**INFORMATION SUPPLIED**
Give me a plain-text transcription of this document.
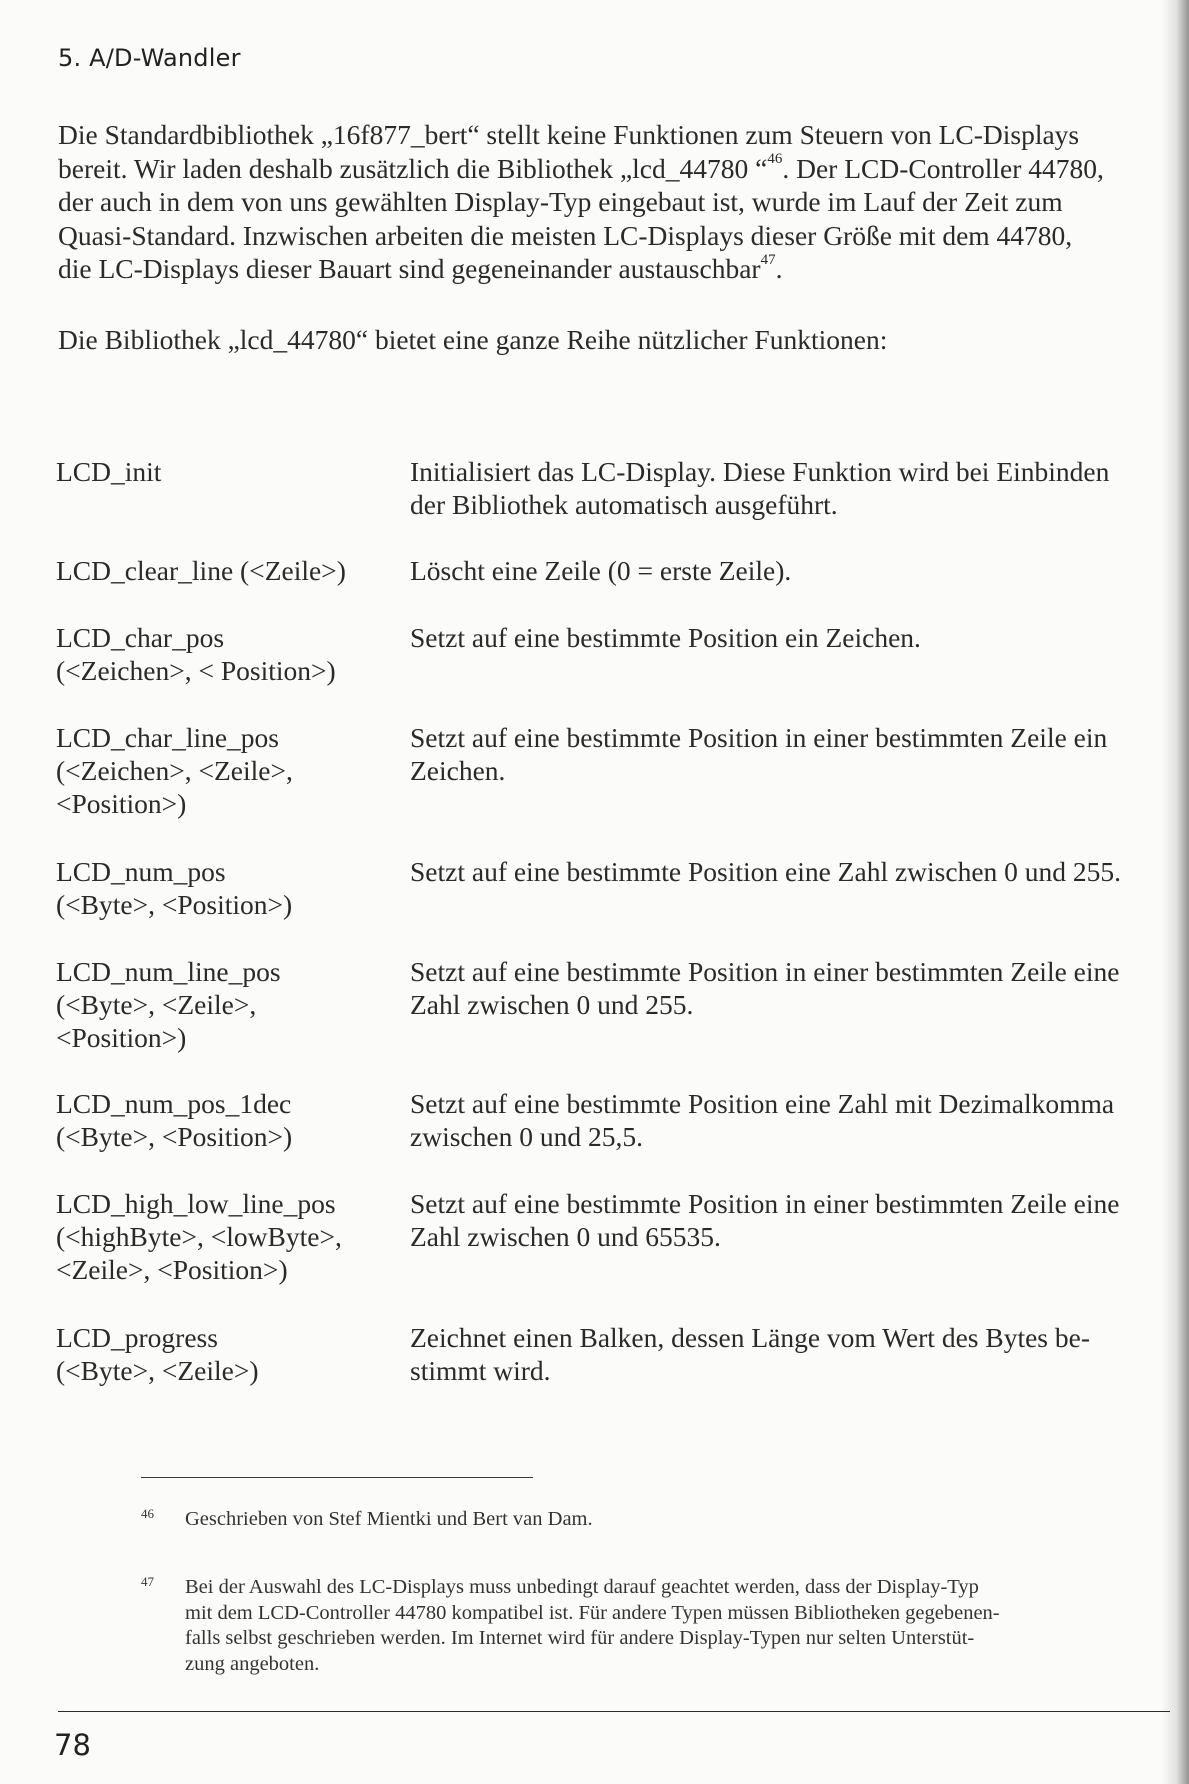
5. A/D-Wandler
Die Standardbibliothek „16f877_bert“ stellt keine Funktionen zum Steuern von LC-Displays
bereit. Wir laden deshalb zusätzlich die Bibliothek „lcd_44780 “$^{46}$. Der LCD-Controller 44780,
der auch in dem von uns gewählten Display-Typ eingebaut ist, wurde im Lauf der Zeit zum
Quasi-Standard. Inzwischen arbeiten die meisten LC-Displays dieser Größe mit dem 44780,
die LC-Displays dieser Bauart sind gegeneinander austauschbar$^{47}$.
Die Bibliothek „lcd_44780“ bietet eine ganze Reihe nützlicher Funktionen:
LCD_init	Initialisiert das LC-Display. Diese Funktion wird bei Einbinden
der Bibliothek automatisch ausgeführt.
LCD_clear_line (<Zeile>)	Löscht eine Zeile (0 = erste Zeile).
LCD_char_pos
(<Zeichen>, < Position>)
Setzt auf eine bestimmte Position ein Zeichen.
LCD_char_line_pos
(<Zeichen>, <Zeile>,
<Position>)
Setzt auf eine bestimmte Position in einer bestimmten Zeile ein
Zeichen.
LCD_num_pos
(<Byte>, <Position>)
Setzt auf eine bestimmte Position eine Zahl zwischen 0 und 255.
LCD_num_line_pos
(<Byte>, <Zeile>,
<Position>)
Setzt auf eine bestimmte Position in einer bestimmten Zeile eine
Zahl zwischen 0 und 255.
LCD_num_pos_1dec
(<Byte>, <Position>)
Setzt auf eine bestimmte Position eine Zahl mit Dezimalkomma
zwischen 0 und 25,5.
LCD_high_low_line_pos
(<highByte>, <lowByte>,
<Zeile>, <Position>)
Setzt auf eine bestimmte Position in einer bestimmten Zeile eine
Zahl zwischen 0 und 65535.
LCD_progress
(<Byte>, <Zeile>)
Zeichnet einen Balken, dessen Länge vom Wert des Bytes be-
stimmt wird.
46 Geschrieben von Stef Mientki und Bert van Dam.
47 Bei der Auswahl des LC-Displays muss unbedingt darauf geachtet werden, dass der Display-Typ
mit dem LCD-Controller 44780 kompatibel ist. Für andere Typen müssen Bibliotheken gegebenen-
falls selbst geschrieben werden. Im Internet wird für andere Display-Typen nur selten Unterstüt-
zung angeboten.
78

==

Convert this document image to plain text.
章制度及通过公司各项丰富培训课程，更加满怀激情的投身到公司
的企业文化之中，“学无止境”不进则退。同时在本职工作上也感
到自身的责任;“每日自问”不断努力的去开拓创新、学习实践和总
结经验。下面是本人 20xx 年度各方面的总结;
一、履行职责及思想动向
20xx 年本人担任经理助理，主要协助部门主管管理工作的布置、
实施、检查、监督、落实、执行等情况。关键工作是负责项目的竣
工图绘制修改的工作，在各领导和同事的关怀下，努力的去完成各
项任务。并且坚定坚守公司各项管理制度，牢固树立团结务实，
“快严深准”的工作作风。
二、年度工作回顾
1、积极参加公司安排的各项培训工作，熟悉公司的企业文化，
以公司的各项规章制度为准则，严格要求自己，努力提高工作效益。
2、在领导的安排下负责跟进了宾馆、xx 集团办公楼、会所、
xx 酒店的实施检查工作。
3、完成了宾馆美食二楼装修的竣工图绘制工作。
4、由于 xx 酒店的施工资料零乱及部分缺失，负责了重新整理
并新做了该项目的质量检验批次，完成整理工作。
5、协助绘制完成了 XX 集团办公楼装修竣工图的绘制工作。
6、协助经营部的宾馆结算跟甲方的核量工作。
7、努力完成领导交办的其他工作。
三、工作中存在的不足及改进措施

==

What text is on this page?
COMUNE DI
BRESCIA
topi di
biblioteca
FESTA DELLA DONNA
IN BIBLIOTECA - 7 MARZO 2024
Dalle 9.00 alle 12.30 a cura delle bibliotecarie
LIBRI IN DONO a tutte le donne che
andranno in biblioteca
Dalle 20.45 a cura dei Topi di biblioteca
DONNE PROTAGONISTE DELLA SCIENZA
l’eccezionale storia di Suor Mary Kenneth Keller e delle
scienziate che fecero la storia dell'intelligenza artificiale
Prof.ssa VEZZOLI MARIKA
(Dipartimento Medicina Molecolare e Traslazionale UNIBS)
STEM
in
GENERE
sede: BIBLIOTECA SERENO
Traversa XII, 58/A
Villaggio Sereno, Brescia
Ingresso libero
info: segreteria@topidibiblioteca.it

**TASK DIRECTIONS**
In the listing, find every line with the word "Zahl" and state how many there are, nothing more.

**SOLUTION TO THIS TASK**
4